» Brief
From the entries below, copy every line where the string "onion" appears.

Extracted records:
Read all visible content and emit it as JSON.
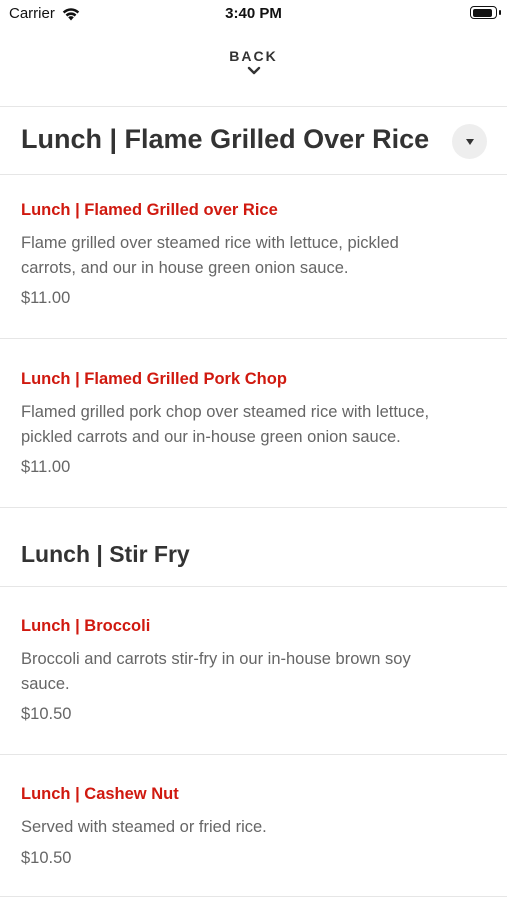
{
  "status_bar": {
    "carrier": "Carrier",
    "time": "3:40 PM",
    "battery_level": 0.9
  },
  "nav": {
    "back_label": "BACK",
    "back_icon": "chevron-down-icon"
  },
  "sections": [
    {
      "title": "Lunch | Flame Grilled Over Rice",
      "items": [
        {
          "name": "Lunch | Flamed Grilled over Rice",
          "description_lines": [
            "Flame grilled over steamed rice with lettuce, pickled",
            "carrots, and our in house green onion sauce."
          ],
          "price": "$11.00"
        },
        {
          "name": "Lunch | Flamed Grilled Pork Chop",
          "description_lines": [
            "Flamed grilled pork chop over steamed rice with lettuce,",
            "pickled carrots and our in-house green onion sauce."
          ],
          "price": "$11.00"
        }
      ]
    },
    {
      "title": "Lunch | Stir Fry",
      "items": [
        {
          "name": "Lunch | Broccoli",
          "description_lines": [
            "Broccoli and carrots stir-fry in our in-house brown soy",
            "sauce."
          ],
          "price": "$10.50"
        },
        {
          "name": "Lunch | Cashew Nut",
          "description_lines": [
            "Served with steamed or fried rice."
          ],
          "price": "$10.50"
        }
      ]
    }
  ],
  "colors": {
    "item_title": "#d0190f",
    "text_muted": "#666666",
    "heading": "#333333",
    "divider": "#e6e6e6"
  }
}
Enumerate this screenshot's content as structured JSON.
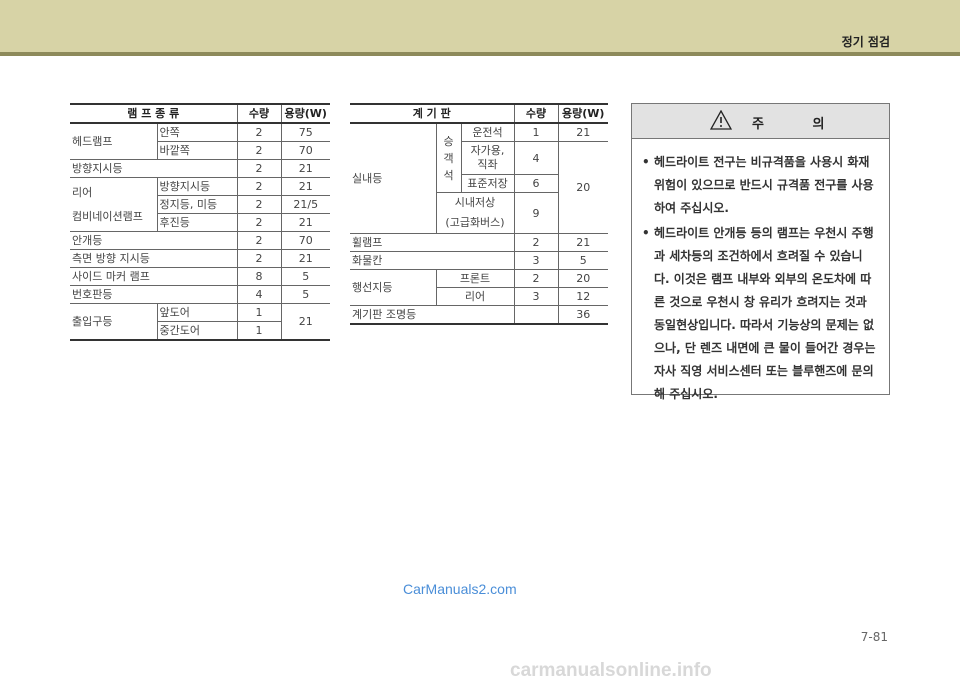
{
  "header": {
    "section_title": "정기 점검"
  },
  "lamp_table": {
    "h_type": "램 프 종 류",
    "h_qty": "수량",
    "h_watt": "용량(W)",
    "headlamp": "헤드램프",
    "headlamp_inner": "안쪽",
    "headlamp_inner_qty": "2",
    "headlamp_inner_w": "75",
    "headlamp_outer": "바깥쪽",
    "headlamp_outer_qty": "2",
    "headlamp_outer_w": "70",
    "turn_signal": "방향지시등",
    "turn_signal_qty": "2",
    "turn_signal_w": "21",
    "rear_combo": [
      "리어",
      "컴비네이션램프"
    ],
    "rc_turn": "방향지시등",
    "rc_turn_qty": "2",
    "rc_turn_w": "21",
    "rc_stop": "정지등, 미등",
    "rc_stop_qty": "2",
    "rc_stop_w": "21/5",
    "rc_reverse": "후진등",
    "rc_reverse_qty": "2",
    "rc_reverse_w": "21",
    "fog": "안개등",
    "fog_qty": "2",
    "fog_w": "70",
    "side_repeater": "측면 방향 지시등",
    "side_repeater_qty": "2",
    "side_repeater_w": "21",
    "side_marker": "사이드 마커 램프",
    "side_marker_qty": "8",
    "side_marker_w": "5",
    "plate": "번호판등",
    "plate_qty": "4",
    "plate_w": "5",
    "door": "출입구등",
    "door_front": "앞도어",
    "door_front_qty": "1",
    "door_middle": "중간도어",
    "door_middle_qty": "1",
    "door_w": "21"
  },
  "instrument_table": {
    "h_type": "계 기 판",
    "h_qty": "수량",
    "h_watt": "용량(W)",
    "interior": "실내등",
    "passenger": [
      "승",
      "객",
      "석"
    ],
    "driver_seat": "운전석",
    "driver_seat_qty": "1",
    "driver_seat_w": "21",
    "self_seat": [
      "자가용,",
      "직좌"
    ],
    "self_seat_qty": "4",
    "standard": "표준저장",
    "standard_qty": "6",
    "interior_w": "20",
    "sinaejeo": [
      "시내저상",
      "(고급화버스)"
    ],
    "sinaejeo_qty": "9",
    "wheelchair": "휠램프",
    "wheelchair_qty": "2",
    "wheelchair_w": "21",
    "cargo": "화물칸",
    "cargo_qty": "3",
    "cargo_w": "5",
    "destination": "행선지등",
    "dest_front": "프론트",
    "dest_front_qty": "2",
    "dest_front_w": "20",
    "dest_rear": "리어",
    "dest_rear_qty": "3",
    "dest_rear_w": "12",
    "cluster": "계기판 조명등",
    "cluster_w": "36"
  },
  "caution": {
    "title": "주 의",
    "items": [
      "헤드라이트 전구는 비규격품을 사용시 화재위험이 있으므로 반드시 규격품 전구를 사용하여 주십시오.",
      "헤드라이트 안개등 등의 램프는 우천시 주행과 세차등의 조건하에서 흐려질 수 있습니다. 이것은 램프 내부와 외부의 온도차에 따른 것으로 우천시 창 유리가 흐려지는 것과 동일현상입니다. 따라서 기능상의 문제는 없으나, 단 렌즈 내면에 큰 물이 들어간 경우는 자사 직영 서비스센터 또는 블루핸즈에 문의해 주십시오."
    ]
  },
  "watermark": "CarManuals2.com",
  "page_number": "7-81",
  "footer_watermark": "carmanualsonline.info",
  "icons": {
    "caution": "warning-triangle-icon"
  }
}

» Exercise response
            "carrots, and our in house green onion sauce."
            "pickled carrots and our in-house green onion sauce."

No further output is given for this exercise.